Source records ::
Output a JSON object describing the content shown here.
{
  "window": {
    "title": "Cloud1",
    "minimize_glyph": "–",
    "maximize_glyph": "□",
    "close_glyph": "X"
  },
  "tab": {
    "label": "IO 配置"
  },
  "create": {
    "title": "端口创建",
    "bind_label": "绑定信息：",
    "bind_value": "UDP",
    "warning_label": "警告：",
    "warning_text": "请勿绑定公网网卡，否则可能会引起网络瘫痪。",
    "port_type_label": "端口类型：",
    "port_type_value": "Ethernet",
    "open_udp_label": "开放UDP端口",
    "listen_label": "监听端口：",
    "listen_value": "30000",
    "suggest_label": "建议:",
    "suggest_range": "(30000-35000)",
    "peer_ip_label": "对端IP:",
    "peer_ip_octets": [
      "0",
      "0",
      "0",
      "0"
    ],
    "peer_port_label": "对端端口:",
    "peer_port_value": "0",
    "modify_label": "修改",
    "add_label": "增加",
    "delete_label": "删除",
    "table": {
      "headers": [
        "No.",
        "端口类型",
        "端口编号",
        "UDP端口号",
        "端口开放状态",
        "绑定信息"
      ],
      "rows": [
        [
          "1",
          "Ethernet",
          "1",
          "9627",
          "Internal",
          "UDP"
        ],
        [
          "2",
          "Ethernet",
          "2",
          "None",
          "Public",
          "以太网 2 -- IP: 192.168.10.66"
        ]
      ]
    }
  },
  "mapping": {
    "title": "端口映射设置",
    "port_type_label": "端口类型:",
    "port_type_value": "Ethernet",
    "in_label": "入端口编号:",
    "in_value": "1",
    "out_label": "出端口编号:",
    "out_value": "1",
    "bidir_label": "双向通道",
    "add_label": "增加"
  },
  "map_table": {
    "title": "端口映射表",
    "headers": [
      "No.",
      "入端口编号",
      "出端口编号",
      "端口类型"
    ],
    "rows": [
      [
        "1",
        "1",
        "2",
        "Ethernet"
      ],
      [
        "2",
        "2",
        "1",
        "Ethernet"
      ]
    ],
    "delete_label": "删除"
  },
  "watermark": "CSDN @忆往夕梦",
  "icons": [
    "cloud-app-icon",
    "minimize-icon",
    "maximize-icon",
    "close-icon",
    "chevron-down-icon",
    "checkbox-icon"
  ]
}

Directions for this task :: The records above should be returned exactly.

Solution to the exercise ::
Output a JSON object describing the content shown here.
{
  "window": {
    "title": "Cloud1",
    "minimize_glyph": "–",
    "maximize_glyph": "□",
    "close_glyph": "X"
  },
  "tab": {
    "label": "IO 配置"
  },
  "create": {
    "title": "端口创建",
    "bind_label": "绑定信息：",
    "bind_value": "UDP",
    "warning_label": "警告：",
    "warning_text": "请勿绑定公网网卡，否则可能会引起网络瘫痪。",
    "port_type_label": "端口类型：",
    "port_type_value": "Ethernet",
    "open_udp_label": "开放UDP端口",
    "listen_label": "监听端口：",
    "listen_value": "30000",
    "suggest_label": "建议:",
    "suggest_range": "(30000-35000)",
    "peer_ip_label": "对端IP:",
    "peer_ip_octets": [
      "0",
      "0",
      "0",
      "0"
    ],
    "peer_port_label": "对端端口:",
    "peer_port_value": "0",
    "modify_label": "修改",
    "add_label": "增加",
    "delete_label": "删除",
    "table": {
      "headers": [
        "No.",
        "端口类型",
        "端口编号",
        "UDP端口号",
        "端口开放状态",
        "绑定信息"
      ],
      "rows": [
        [
          "1",
          "Ethernet",
          "1",
          "9627",
          "Internal",
          "UDP"
        ],
        [
          "2",
          "Ethernet",
          "2",
          "None",
          "Public",
          "以太网 2 -- IP: 192.168.10.66"
        ]
      ]
    }
  },
  "mapping": {
    "title": "端口映射设置",
    "port_type_label": "端口类型:",
    "port_type_value": "Ethernet",
    "in_label": "入端口编号:",
    "in_value": "1",
    "out_label": "出端口编号:",
    "out_value": "1",
    "bidir_label": "双向通道",
    "add_label": "增加"
  },
  "map_table": {
    "title": "端口映射表",
    "headers": [
      "No.",
      "入端口编号",
      "出端口编号",
      "端口类型"
    ],
    "rows": [
      [
        "1",
        "1",
        "2",
        "Ethernet"
      ],
      [
        "2",
        "2",
        "1",
        "Ethernet"
      ]
    ],
    "delete_label": "删除"
  },
  "watermark": "CSDN @忆往夕梦",
  "icons": [
    "cloud-app-icon",
    "minimize-icon",
    "maximize-icon",
    "close-icon",
    "chevron-down-icon",
    "checkbox-icon"
  ]
}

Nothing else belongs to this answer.